Keep every line where the word "title" appears; drop the rest.
┌──
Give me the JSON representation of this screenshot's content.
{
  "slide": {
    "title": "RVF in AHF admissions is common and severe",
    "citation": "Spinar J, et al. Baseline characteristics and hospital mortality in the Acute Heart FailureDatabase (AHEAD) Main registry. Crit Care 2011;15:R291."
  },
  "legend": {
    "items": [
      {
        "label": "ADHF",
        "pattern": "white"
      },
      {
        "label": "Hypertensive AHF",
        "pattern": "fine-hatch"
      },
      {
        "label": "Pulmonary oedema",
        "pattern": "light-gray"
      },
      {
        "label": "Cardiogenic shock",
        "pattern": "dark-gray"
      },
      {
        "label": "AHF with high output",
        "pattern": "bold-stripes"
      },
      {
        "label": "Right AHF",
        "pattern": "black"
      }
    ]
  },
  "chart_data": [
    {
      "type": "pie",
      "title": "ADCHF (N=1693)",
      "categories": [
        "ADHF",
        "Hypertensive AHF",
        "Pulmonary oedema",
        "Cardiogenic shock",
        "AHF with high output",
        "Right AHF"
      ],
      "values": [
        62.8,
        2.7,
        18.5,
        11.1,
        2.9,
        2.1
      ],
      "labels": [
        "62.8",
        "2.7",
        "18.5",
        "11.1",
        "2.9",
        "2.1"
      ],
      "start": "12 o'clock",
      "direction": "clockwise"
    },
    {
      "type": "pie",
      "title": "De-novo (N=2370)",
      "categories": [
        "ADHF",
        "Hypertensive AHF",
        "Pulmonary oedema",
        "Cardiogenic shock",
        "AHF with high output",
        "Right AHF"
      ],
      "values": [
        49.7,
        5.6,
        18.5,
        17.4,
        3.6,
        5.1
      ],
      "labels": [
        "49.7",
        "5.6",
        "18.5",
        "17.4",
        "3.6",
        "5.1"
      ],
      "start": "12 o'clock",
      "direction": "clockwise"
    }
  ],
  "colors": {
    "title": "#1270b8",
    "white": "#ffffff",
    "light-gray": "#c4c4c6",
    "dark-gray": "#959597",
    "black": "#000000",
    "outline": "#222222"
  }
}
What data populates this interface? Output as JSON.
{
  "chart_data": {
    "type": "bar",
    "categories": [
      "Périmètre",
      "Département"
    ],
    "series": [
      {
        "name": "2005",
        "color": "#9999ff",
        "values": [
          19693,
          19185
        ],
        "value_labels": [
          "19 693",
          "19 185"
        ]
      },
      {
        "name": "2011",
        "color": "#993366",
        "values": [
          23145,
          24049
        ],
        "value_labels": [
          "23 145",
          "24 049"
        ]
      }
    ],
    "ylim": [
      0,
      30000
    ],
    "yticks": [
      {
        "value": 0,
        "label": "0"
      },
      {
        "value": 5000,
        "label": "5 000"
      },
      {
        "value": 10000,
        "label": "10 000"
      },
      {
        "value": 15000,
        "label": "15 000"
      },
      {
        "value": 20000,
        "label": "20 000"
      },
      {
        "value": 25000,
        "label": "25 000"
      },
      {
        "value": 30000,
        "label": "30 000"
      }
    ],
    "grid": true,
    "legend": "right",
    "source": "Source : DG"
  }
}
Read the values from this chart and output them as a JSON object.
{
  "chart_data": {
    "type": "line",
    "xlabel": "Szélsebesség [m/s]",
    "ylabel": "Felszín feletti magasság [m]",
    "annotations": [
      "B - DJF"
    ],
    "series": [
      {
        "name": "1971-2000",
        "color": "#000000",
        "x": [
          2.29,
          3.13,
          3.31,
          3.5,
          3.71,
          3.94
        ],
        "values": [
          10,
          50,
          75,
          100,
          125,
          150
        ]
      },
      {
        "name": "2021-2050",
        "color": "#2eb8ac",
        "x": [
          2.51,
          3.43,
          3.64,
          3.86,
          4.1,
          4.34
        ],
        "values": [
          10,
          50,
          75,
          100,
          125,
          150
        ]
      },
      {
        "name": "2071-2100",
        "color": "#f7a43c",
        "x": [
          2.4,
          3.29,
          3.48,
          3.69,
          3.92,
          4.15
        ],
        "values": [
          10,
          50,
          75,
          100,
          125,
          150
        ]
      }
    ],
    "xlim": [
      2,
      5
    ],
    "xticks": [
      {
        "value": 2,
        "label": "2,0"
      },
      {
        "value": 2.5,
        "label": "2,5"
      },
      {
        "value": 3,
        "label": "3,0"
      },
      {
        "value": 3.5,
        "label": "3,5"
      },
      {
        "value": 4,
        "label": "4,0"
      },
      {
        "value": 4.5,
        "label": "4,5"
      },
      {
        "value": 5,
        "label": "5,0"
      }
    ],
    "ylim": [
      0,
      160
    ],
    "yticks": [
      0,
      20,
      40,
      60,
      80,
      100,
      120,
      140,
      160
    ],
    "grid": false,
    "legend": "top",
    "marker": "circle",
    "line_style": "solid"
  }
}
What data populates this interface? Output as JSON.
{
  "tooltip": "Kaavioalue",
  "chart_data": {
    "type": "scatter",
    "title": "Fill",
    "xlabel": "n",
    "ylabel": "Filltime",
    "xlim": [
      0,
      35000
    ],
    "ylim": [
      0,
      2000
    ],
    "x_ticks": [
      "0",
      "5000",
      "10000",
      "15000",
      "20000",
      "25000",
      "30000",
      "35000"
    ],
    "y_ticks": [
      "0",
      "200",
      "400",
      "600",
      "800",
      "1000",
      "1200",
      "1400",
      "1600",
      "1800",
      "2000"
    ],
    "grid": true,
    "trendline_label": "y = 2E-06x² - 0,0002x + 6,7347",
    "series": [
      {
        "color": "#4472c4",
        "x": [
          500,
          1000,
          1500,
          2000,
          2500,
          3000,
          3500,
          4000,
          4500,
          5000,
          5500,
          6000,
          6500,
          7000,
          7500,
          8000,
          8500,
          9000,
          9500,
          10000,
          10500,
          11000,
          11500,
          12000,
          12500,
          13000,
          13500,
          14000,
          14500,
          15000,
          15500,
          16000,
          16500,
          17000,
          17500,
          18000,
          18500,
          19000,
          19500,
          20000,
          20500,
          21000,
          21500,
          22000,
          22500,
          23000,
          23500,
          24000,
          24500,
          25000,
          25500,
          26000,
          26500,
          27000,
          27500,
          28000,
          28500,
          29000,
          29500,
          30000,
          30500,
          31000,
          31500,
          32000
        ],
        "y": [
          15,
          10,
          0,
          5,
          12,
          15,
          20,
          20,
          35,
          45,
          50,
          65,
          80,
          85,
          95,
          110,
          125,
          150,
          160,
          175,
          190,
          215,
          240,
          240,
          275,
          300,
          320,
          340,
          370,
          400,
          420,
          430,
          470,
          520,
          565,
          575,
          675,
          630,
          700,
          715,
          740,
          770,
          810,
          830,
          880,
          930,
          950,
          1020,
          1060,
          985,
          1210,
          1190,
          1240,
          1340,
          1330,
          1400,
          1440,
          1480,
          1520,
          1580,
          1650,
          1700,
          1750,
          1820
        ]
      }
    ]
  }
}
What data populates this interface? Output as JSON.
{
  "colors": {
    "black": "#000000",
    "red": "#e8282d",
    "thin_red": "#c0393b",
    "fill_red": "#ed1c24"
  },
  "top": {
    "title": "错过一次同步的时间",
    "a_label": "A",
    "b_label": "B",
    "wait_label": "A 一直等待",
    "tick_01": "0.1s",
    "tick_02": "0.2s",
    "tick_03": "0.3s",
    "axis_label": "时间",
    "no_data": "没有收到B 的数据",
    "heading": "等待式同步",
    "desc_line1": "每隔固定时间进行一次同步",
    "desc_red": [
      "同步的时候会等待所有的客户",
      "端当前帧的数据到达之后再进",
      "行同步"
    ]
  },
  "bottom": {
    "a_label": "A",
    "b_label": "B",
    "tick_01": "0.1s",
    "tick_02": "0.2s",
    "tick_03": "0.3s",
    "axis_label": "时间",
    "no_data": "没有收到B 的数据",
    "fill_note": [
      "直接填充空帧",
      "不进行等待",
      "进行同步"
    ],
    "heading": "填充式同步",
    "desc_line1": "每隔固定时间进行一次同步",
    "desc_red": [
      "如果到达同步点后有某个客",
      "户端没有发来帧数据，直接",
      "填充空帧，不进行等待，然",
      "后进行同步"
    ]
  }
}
└──
* [Solution to the problem]:
    "title": "RVF in AHF admissions is common and severe",
      "title": "ADCHF (N=1693)",
      "title": "De-novo (N=2370)",
    "title": "#1270b8",
    "title": "Fill",
    "title": "错过一次同步的时间",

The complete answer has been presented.